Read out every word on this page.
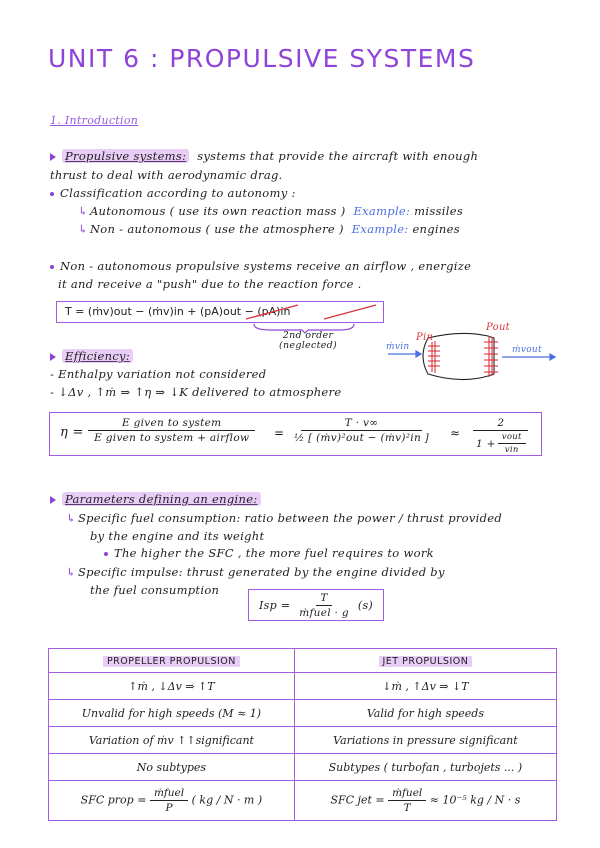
UNIT 6 : PROPULSIVE SYSTEMS
1. Introduction
Propulsive systems: systems that provide the aircraft with enough
thrust to deal with aerodynamic drag.
Classification according to autonomy :
↳ Autonomous ( use its own reaction mass ) Example: missiles
↳ Non - autonomous ( use the atmosphere ) Example: engines
Non - autonomous propulsive systems receive an airflow , energize
it and receive a "push" due to the reaction force .
T = (ṁv)out − (ṁv)in + (pA)out − (pA)in
2nd order (neglected)
Pin
Pout
ṁvin	ṁvout
Efficiency:
- Enthalpy variation not considered
- ↓Δv , ↑ṁ ⇒ ↑η ⇒ ↓K delivered to atmosphere
η =
E given to system
E given to system + airflow	=
T · v∞
½ [ (ṁv)²out − (ṁv)²in ]	≈
2
$1 + \frac{\text{vout}}{\text{vin}}$
Parameters defining an engine:
↳ Specific fuel consumption: ratio between the power / thrust provided
by the engine and its weight
The higher the SFC , the more fuel requires to work
↳ Specific impulse: thrust generated by the engine divided by
the fuel consumption
Isp = $\frac{T}{\text{ṁfuel · g}} (s)$
PROPELLER PROPULSION	JET PROPULSION
↑ṁ , ↓Δv ⇒ ↑T	↓ṁ , ↑Δv ⇒ ↓T
Unvalid for high speeds (M ≈ 1)	Valid for high speeds
Variation of ṁv ↑↑significant	Variations in pressure significant
No subtypes	Subtypes ( turbofan , turbojets ... )
SFC prop = $\frac{\text{ṁfuel}}{P}$ ( kg / N · m )	SFC jet = $\frac{\text{ṁfuel}}{T} \approx 10^{-5}$ kg / N · s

=====

▶ **SET PROBLEM**:
Transcribe every record above exactly, leaving out the pictures.

▶ **FINISHED EXERCISE**:
Read out every word on this page.
UNIT 6 : PROPULSIVE SYSTEMS
1. Introduction
Propulsive systems: systems that provide the aircraft with enough
thrust to deal with aerodynamic drag.
Classification according to autonomy :
↳ Autonomous ( use its own reaction mass ) Example: missiles
↳ Non - autonomous ( use the atmosphere ) Example: engines
Non - autonomous propulsive systems receive an airflow , energize
it and receive a "push" due to the reaction force .
T = (ṁv)out − (ṁv)in + (pA)out − (pA)in
2nd order (neglected)
Pin
Pout
ṁvin	ṁvout
Efficiency:
- Enthalpy variation not considered
- ↓Δv , ↑ṁ ⇒ ↑η ⇒ ↓K delivered to atmosphere
η =
E given to system
E given to system + airflow	=
T · v∞
½ [ (ṁv)²out − (ṁv)²in ]	≈
2
$1 + \frac{\text{vout}}{\text{vin}}$
Parameters defining an engine:
↳ Specific fuel consumption: ratio between the power / thrust provided
by the engine and its weight
The higher the SFC , the more fuel requires to work
↳ Specific impulse: thrust generated by the engine divided by
the fuel consumption
Isp = $\frac{T}{\text{ṁfuel · g}} (s)$
PROPELLER PROPULSION	JET PROPULSION
↑ṁ , ↓Δv ⇒ ↑T	↓ṁ , ↑Δv ⇒ ↓T
Unvalid for high speeds (M ≈ 1)	Valid for high speeds
Variation of ṁv ↑↑significant	Variations in pressure significant
No subtypes	Subtypes ( turbofan , turbojets ... )
SFC prop = $\frac{\text{ṁfuel}}{P}$ ( kg / N · m )	SFC jet = $\frac{\text{ṁfuel}}{T} \approx 10^{-5}$ kg / N · s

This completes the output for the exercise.